§ Instructions for the task
Among the lines below, list those containing the string "text".

Dataset items:
▶
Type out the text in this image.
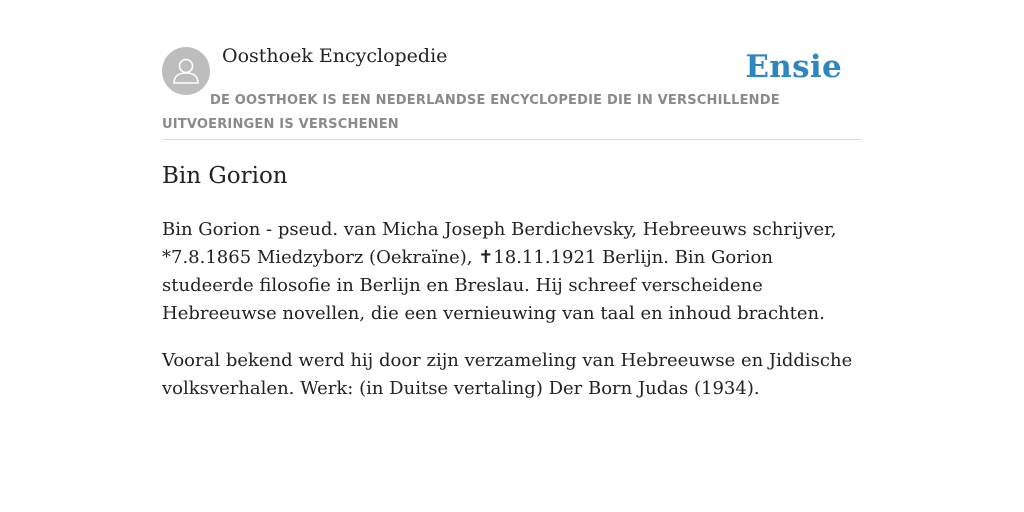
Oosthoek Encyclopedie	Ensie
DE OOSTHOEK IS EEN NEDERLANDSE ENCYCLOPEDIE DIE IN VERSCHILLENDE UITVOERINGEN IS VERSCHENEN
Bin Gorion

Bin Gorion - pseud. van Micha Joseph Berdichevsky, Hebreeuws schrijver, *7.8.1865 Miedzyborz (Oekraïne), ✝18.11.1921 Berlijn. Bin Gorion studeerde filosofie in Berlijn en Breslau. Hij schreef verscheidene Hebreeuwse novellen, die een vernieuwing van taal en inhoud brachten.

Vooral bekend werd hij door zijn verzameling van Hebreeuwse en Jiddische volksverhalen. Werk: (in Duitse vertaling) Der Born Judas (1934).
◀
▶
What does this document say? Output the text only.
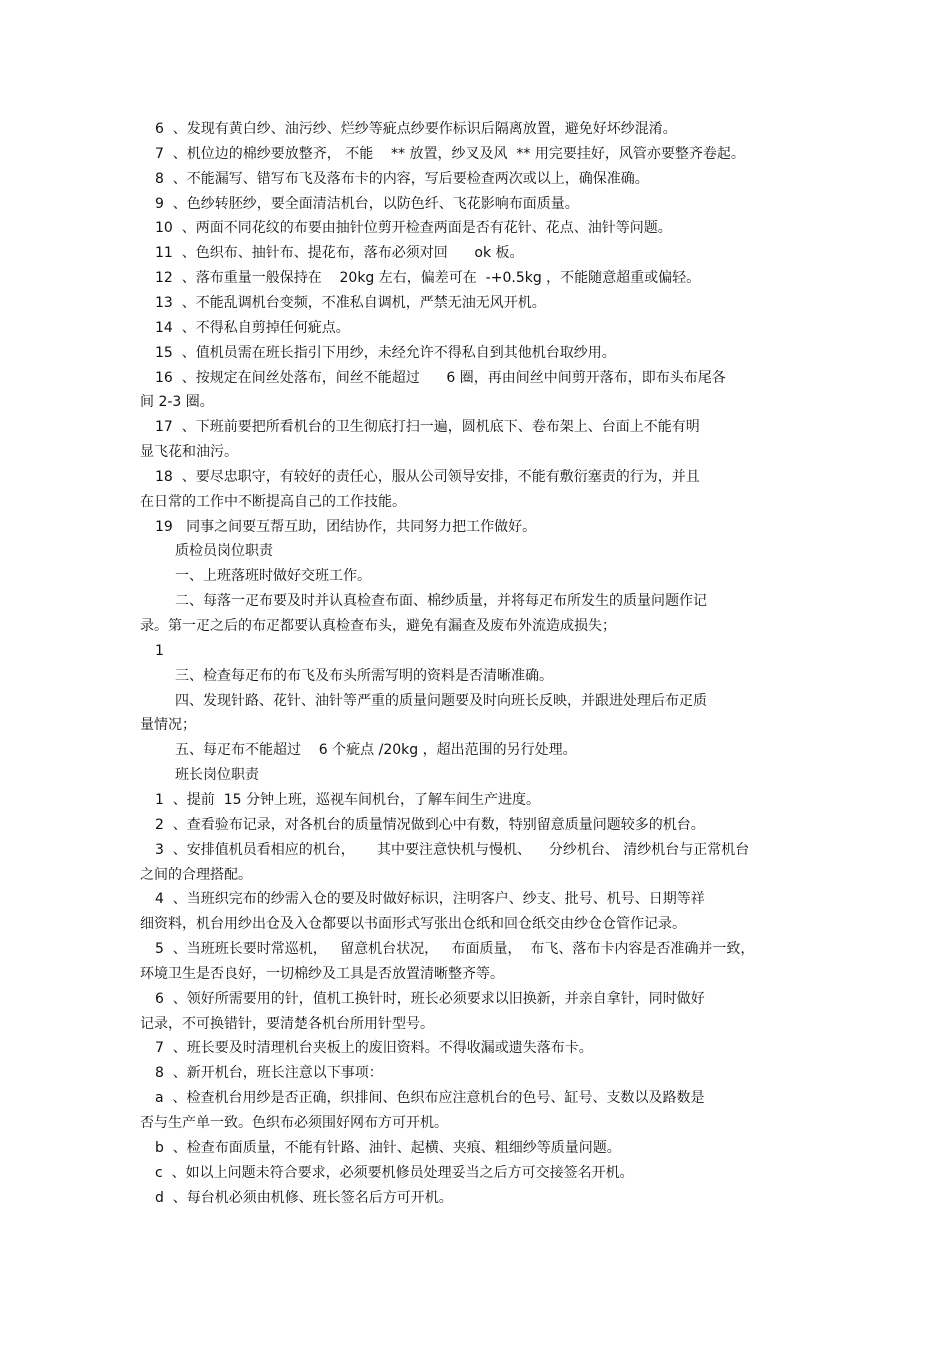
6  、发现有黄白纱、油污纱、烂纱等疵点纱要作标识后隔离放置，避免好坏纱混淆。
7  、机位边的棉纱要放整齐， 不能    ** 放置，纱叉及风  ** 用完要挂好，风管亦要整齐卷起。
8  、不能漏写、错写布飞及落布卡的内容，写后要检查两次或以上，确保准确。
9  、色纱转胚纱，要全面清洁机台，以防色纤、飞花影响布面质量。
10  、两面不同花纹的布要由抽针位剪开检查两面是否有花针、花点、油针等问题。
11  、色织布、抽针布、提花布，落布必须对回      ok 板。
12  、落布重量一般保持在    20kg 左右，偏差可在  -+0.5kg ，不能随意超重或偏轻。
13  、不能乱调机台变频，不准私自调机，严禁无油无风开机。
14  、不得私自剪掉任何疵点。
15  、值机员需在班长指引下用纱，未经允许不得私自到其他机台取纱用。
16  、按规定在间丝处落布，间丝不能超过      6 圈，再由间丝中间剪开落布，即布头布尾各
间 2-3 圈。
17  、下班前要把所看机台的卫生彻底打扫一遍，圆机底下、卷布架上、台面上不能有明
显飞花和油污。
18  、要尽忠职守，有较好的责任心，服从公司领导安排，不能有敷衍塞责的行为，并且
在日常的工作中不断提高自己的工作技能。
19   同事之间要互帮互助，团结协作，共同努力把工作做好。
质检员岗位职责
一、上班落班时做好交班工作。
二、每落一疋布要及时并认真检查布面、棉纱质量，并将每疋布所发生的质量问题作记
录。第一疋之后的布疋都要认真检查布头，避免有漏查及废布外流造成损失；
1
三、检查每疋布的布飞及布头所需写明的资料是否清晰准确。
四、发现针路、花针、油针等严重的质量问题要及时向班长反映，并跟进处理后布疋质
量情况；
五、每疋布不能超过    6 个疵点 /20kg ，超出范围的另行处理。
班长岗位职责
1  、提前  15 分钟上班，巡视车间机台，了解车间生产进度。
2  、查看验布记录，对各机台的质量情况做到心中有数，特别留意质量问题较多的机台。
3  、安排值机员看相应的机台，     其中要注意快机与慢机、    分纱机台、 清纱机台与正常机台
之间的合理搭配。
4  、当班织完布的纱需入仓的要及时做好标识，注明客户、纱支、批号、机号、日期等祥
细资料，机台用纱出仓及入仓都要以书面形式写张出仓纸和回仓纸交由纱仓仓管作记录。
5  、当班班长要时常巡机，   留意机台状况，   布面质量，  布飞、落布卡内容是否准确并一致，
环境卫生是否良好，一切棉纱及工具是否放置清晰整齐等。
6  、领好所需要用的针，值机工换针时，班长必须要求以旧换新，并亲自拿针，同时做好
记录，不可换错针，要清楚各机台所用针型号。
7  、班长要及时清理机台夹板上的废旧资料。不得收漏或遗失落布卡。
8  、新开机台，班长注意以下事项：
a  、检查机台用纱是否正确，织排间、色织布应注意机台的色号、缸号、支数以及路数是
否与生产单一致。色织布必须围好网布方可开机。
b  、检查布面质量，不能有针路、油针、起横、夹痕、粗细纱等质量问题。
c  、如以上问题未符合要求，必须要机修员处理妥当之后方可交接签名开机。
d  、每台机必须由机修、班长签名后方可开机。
◀
§ Answer below
Type out the text in this image.
What does this document say? Output the text only.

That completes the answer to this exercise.